Davet, kulluk mertebelerinin en şerefli olanıdır. Şeytanın tuzağına
düşmüşleri dünyevî hiçbir çıkar beklemeden kurtarmaya çalışmaktır. Cehennemin
yakıcı ateşine karşı bir uyarıcıdır. Yanlış yollara sapanları doğru yola iletmektir.
Çağın iletişim araçlarıyla birlikte diğer etkili araçlarını da vesile kılarak,
insanları doğruya yöneltmektir. Eşitliği, kardeşliği, adaleti, barışı, sevgiyi,
hoşgörüyü, toplumsal birlikteliği yeryüzüne yaymaktır.
Davet, dünyanın en hayırlı ve en faydalı mesleğidir. Fedakârlıktır,
samimiyettir, çıkarsız bir zahmet, muttakiler için rahmettir. Zorluklara
katlanma, musibetlere sabretmedir. Muhtelif yöntemlerle insanları hakikate
çağırmaktır. Tükenmekte olan bir ömre Allah Teâlâ’nın yardım ve inayetiyle ab-ı
hayat sunmaktır; ölmüş kalpleri diriltmektir. Karanlıktan aydınlığa, zilletten
izzete, küfürden imana, ilkellikten medeniyete doğru yürümektir.
Davet, davetçinin muhatabına sarfettiği üç-beş cümleden ibaret değildir
kesinlikle. Çünkü davet, tevhid önderleri Peygamberlerin ve onlardan sonra
gelen halifelerin hakkıyla yerine getirdiği ilahi bir işlevdir; dolaysıyla
davetçi için de “kutsal bir görev”dir.
Tevhid önderleri Peygamberler, hayatları boyunca gece gündüz ayırımı
gözetmeden insanları Allah’ın birliğine, ezeli ve ebediliğine davet
etmişlerdir. Muhataplarından herhangi bir karşılık beklememiş; mükâfatlarını
sadece yüce yaratıcıdan ummuşlardır. Muhataplarının kibirlerinden dolayı
davetlerine karşılık vermemesi, bu ilahi görevlerini yerine getirmelerine mani
olmamıştır.
Bu gerçek, 950 sene davet görevini yerine getiren ulu’l azm (azim sahibi)

**Kayıtlı Veriler:**
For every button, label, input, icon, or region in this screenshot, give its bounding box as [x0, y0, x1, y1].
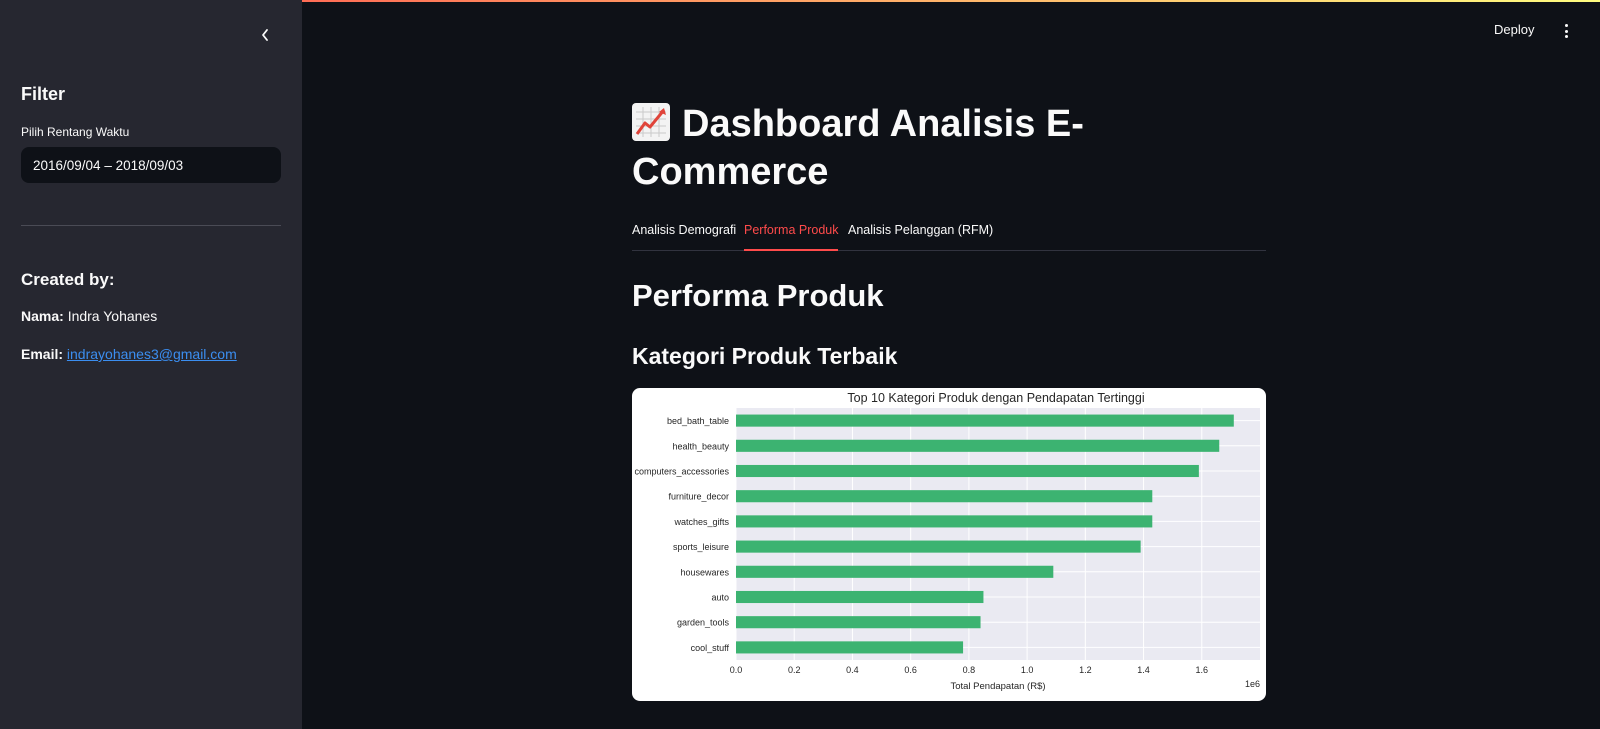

**Görev Tanımı:**
Yukarıdaki davet konulu metinde "Tevhid önderleri Peygamberler, hayatları" sözcükleriyle başlayıp "olmamıştır." sözcükleriyle biten bölümü hiçbir değişiklik yapmadan yeniden yazınız.

**Göreve Yanıt:**
Tevhid önderleri Peygamberler, hayatları boyunca gece gündüz ayırımı
gözetmeden insanları Allah’ın birliğine, ezeli ve ebediliğine davet
etmişlerdir. Muhataplarından herhangi bir karşılık beklememiş; mükâfatlarını
sadece yüce yaratıcıdan ummuşlardır. Muhataplarının kibirlerinden dolayı
davetlerine karşılık vermemesi, bu ilahi görevlerini yerine getirmelerine mani
olmamıştır.